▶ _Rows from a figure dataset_
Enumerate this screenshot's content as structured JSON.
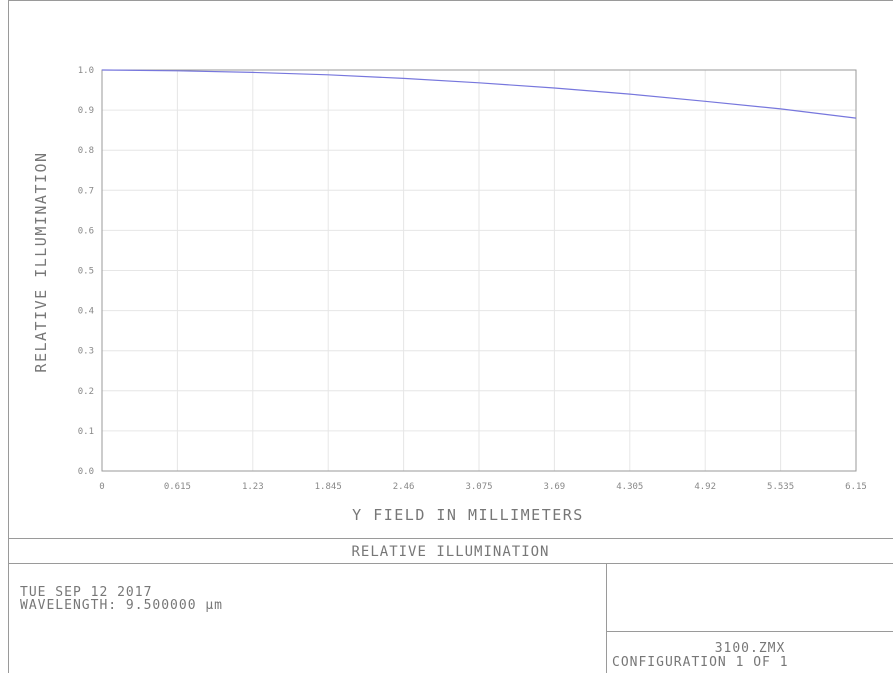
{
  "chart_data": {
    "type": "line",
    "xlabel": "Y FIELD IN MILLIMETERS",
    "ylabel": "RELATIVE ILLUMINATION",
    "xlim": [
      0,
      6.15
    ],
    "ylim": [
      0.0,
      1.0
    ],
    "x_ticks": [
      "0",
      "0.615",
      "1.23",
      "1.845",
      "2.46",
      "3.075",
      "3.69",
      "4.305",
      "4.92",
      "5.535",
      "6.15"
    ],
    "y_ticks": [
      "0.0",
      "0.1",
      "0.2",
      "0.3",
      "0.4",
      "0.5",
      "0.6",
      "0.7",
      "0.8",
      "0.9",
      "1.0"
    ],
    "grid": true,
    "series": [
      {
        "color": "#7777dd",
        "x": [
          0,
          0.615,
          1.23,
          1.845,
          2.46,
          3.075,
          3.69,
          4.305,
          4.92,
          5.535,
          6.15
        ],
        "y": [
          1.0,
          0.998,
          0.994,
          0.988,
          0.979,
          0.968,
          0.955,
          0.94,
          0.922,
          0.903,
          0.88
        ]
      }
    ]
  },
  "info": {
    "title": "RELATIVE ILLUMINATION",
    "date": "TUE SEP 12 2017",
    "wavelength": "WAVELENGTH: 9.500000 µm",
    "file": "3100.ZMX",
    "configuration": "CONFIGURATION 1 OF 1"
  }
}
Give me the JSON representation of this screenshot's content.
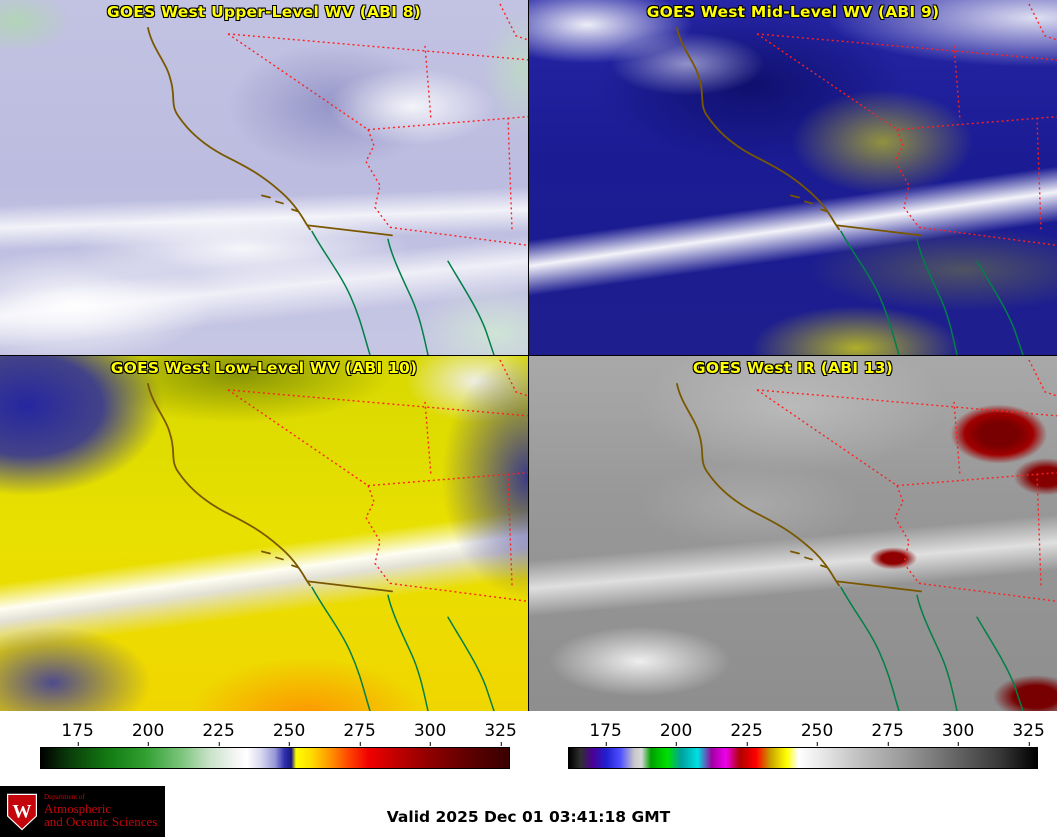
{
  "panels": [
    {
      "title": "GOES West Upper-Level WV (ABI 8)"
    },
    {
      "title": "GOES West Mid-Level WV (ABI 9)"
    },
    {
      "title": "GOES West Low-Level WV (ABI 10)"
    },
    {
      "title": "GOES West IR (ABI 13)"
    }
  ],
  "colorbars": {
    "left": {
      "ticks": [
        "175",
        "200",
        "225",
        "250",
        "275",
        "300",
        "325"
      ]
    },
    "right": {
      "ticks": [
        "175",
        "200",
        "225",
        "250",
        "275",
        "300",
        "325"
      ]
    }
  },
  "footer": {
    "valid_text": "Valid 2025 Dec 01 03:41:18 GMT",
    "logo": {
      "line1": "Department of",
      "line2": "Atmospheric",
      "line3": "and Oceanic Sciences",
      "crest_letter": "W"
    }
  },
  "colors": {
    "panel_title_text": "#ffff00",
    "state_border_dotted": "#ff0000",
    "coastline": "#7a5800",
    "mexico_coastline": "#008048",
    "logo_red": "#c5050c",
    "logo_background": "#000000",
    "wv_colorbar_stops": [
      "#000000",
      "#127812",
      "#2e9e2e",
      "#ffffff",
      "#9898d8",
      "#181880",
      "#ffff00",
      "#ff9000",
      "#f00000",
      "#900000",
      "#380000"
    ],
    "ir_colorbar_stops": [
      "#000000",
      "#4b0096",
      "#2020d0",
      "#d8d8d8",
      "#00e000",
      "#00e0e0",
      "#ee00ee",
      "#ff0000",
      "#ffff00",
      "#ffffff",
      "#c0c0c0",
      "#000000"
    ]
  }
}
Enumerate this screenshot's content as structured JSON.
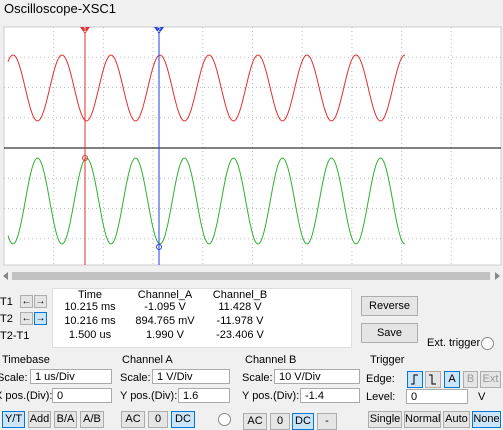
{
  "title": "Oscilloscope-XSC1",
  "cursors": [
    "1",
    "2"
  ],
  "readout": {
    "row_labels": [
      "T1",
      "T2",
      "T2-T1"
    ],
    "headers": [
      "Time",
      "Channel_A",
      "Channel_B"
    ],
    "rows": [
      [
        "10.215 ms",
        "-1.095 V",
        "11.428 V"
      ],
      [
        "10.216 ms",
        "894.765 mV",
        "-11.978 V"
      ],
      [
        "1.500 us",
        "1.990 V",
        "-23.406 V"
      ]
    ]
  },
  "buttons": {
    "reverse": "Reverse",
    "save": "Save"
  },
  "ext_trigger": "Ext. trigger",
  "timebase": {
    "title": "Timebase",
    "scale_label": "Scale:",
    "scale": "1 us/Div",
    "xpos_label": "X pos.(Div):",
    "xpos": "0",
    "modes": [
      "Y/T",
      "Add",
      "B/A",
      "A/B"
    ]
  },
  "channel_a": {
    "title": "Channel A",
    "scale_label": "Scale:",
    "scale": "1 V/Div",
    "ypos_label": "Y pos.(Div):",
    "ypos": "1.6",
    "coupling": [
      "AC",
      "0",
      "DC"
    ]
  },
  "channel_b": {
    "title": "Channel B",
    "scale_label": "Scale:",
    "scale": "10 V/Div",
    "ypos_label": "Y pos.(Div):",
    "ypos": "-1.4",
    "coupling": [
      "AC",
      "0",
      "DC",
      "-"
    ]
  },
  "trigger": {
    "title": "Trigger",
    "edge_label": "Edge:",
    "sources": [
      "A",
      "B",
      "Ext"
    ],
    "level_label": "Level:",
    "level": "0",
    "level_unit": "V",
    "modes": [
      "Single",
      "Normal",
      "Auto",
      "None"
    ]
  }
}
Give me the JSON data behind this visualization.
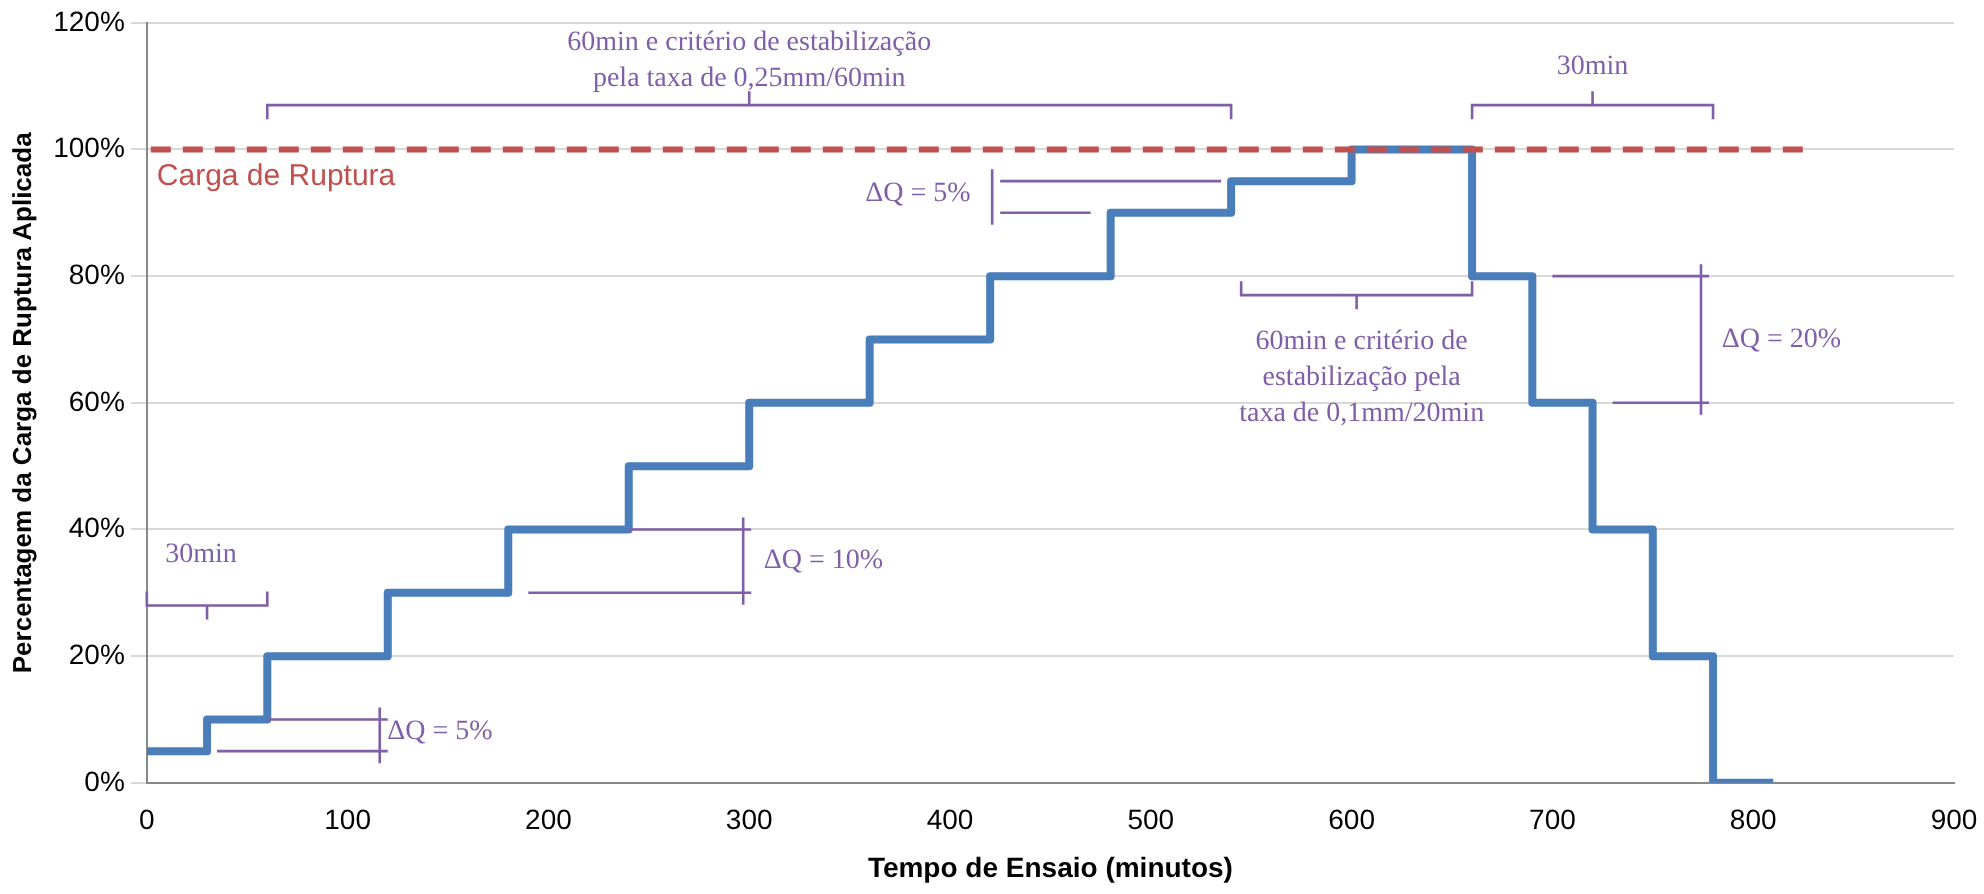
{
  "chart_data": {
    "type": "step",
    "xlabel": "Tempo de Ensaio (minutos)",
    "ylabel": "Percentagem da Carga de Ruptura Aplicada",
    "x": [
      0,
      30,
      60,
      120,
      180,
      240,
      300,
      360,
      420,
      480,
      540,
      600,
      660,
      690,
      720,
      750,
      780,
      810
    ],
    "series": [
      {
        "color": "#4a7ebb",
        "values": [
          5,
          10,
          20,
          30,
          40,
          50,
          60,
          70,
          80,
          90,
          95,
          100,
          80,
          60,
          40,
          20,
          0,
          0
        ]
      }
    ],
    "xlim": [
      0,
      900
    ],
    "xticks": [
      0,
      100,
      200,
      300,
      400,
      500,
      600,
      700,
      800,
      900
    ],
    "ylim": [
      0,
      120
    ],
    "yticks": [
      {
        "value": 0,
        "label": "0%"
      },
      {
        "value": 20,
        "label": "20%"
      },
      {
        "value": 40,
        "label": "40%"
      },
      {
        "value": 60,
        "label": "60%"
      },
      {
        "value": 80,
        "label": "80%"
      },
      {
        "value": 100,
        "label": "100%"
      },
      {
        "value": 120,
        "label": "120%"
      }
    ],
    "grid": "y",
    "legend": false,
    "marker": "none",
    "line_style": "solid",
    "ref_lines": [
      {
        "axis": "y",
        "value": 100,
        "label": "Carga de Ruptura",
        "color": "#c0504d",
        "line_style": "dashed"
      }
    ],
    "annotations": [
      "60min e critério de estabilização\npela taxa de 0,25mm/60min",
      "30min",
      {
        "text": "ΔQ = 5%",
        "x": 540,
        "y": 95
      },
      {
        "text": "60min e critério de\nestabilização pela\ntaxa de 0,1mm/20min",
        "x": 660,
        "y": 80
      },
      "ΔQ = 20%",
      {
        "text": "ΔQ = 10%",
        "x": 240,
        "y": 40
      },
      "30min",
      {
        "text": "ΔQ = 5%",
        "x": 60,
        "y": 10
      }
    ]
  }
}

▶ _PROMPT_
Transcribe the whole listing exactly. Pictures stay out of your copy.

▶ _FULL OUTPUT_
Enumerate this screenshot's content as structured JSON.
{
  "chart_data": {
    "type": "line",
    "xlabel": "Y FIELD IN MILLIMETERS",
    "ylabel": "RELATIVE ILLUMINATION",
    "xlim": [
      0,
      6.15
    ],
    "ylim": [
      0.0,
      1.0
    ],
    "x_ticks": [
      "0",
      "0.615",
      "1.23",
      "1.845",
      "2.46",
      "3.075",
      "3.69",
      "4.305",
      "4.92",
      "5.535",
      "6.15"
    ],
    "y_ticks": [
      "0.0",
      "0.1",
      "0.2",
      "0.3",
      "0.4",
      "0.5",
      "0.6",
      "0.7",
      "0.8",
      "0.9",
      "1.0"
    ],
    "grid": true,
    "series": [
      {
        "color": "#7777dd",
        "x": [
          0,
          0.615,
          1.23,
          1.845,
          2.46,
          3.075,
          3.69,
          4.305,
          4.92,
          5.535,
          6.15
        ],
        "y": [
          1.0,
          0.998,
          0.994,
          0.988,
          0.979,
          0.968,
          0.955,
          0.94,
          0.922,
          0.903,
          0.88
        ]
      }
    ]
  },
  "info": {
    "title": "RELATIVE ILLUMINATION",
    "date": "TUE SEP 12 2017",
    "wavelength": "WAVELENGTH: 9.500000 µm",
    "file": "3100.ZMX",
    "configuration": "CONFIGURATION 1 OF 1"
  }
}
Give me the JSON representation of this screenshot's content.
{
  "panels": [
    {
      "title": "GOES West Upper-Level WV (ABI 8)"
    },
    {
      "title": "GOES West Mid-Level WV (ABI 9)"
    },
    {
      "title": "GOES West Low-Level WV (ABI 10)"
    },
    {
      "title": "GOES West IR (ABI 13)"
    }
  ],
  "colorbars": {
    "left": {
      "ticks": [
        "175",
        "200",
        "225",
        "250",
        "275",
        "300",
        "325"
      ]
    },
    "right": {
      "ticks": [
        "175",
        "200",
        "225",
        "250",
        "275",
        "300",
        "325"
      ]
    }
  },
  "footer": {
    "valid_text": "Valid 2025 Dec 01 03:41:18 GMT",
    "logo": {
      "line1": "Department of",
      "line2": "Atmospheric",
      "line3": "and Oceanic Sciences",
      "crest_letter": "W"
    }
  },
  "colors": {
    "panel_title_text": "#ffff00",
    "state_border_dotted": "#ff0000",
    "coastline": "#7a5800",
    "mexico_coastline": "#008048",
    "logo_red": "#c5050c",
    "logo_background": "#000000",
    "wv_colorbar_stops": [
      "#000000",
      "#127812",
      "#2e9e2e",
      "#ffffff",
      "#9898d8",
      "#181880",
      "#ffff00",
      "#ff9000",
      "#f00000",
      "#900000",
      "#380000"
    ],
    "ir_colorbar_stops": [
      "#000000",
      "#4b0096",
      "#2020d0",
      "#d8d8d8",
      "#00e000",
      "#00e0e0",
      "#ee00ee",
      "#ff0000",
      "#ffff00",
      "#ffffff",
      "#c0c0c0",
      "#000000"
    ]
  }
}
Enumerate this screenshot's content as structured JSON.
{
  "title": "Oscilloscope-XSC1",
  "cursors": [
    "1",
    "2"
  ],
  "readout": {
    "row_labels": [
      "T1",
      "T2",
      "T2-T1"
    ],
    "headers": [
      "Time",
      "Channel_A",
      "Channel_B"
    ],
    "rows": [
      [
        "10.215 ms",
        "-1.095 V",
        "11.428 V"
      ],
      [
        "10.216 ms",
        "894.765 mV",
        "-11.978 V"
      ],
      [
        "1.500 us",
        "1.990 V",
        "-23.406 V"
      ]
    ]
  },
  "buttons": {
    "reverse": "Reverse",
    "save": "Save"
  },
  "ext_trigger": "Ext. trigger",
  "timebase": {
    "title": "Timebase",
    "scale_label": "Scale:",
    "scale": "1 us/Div",
    "xpos_label": "X pos.(Div):",
    "xpos": "0",
    "modes": [
      "Y/T",
      "Add",
      "B/A",
      "A/B"
    ]
  },
  "channel_a": {
    "title": "Channel A",
    "scale_label": "Scale:",
    "scale": "1 V/Div",
    "ypos_label": "Y pos.(Div):",
    "ypos": "1.6",
    "coupling": [
      "AC",
      "0",
      "DC"
    ]
  },
  "channel_b": {
    "title": "Channel B",
    "scale_label": "Scale:",
    "scale": "10 V/Div",
    "ypos_label": "Y pos.(Div):",
    "ypos": "-1.4",
    "coupling": [
      "AC",
      "0",
      "DC",
      "-"
    ]
  },
  "trigger": {
    "title": "Trigger",
    "edge_label": "Edge:",
    "sources": [
      "A",
      "B",
      "Ext"
    ],
    "level_label": "Level:",
    "level": "0",
    "level_unit": "V",
    "modes": [
      "Single",
      "Normal",
      "Auto",
      "None"
    ]
  }
}
Give me the JSON data behind this visualization.
{
  "chart_data": {
    "type": "step",
    "xlabel": "Tempo de Ensaio (minutos)",
    "ylabel": "Percentagem da Carga de Ruptura Aplicada",
    "x": [
      0,
      30,
      60,
      120,
      180,
      240,
      300,
      360,
      420,
      480,
      540,
      600,
      660,
      690,
      720,
      750,
      780,
      810
    ],
    "series": [
      {
        "color": "#4a7ebb",
        "values": [
          5,
          10,
          20,
          30,
          40,
          50,
          60,
          70,
          80,
          90,
          95,
          100,
          80,
          60,
          40,
          20,
          0,
          0
        ]
      }
    ],
    "xlim": [
      0,
      900
    ],
    "xticks": [
      0,
      100,
      200,
      300,
      400,
      500,
      600,
      700,
      800,
      900
    ],
    "ylim": [
      0,
      120
    ],
    "yticks": [
      {
        "value": 0,
        "label": "0%"
      },
      {
        "value": 20,
        "label": "20%"
      },
      {
        "value": 40,
        "label": "40%"
      },
      {
        "value": 60,
        "label": "60%"
      },
      {
        "value": 80,
        "label": "80%"
      },
      {
        "value": 100,
        "label": "100%"
      },
      {
        "value": 120,
        "label": "120%"
      }
    ],
    "grid": "y",
    "legend": false,
    "marker": "none",
    "line_style": "solid",
    "ref_lines": [
      {
        "axis": "y",
        "value": 100,
        "label": "Carga de Ruptura",
        "color": "#c0504d",
        "line_style": "dashed"
      }
    ],
    "annotations": [
      "60min e critério de estabilização\npela taxa de 0,25mm/60min",
      "30min",
      {
        "text": "ΔQ = 5%",
        "x": 540,
        "y": 95
      },
      {
        "text": "60min e critério de\nestabilização pela\ntaxa de 0,1mm/20min",
        "x": 660,
        "y": 80
      },
      "ΔQ = 20%",
      {
        "text": "ΔQ = 10%",
        "x": 240,
        "y": 40
      },
      "30min",
      {
        "text": "ΔQ = 5%",
        "x": 60,
        "y": 10
      }
    ]
  }
}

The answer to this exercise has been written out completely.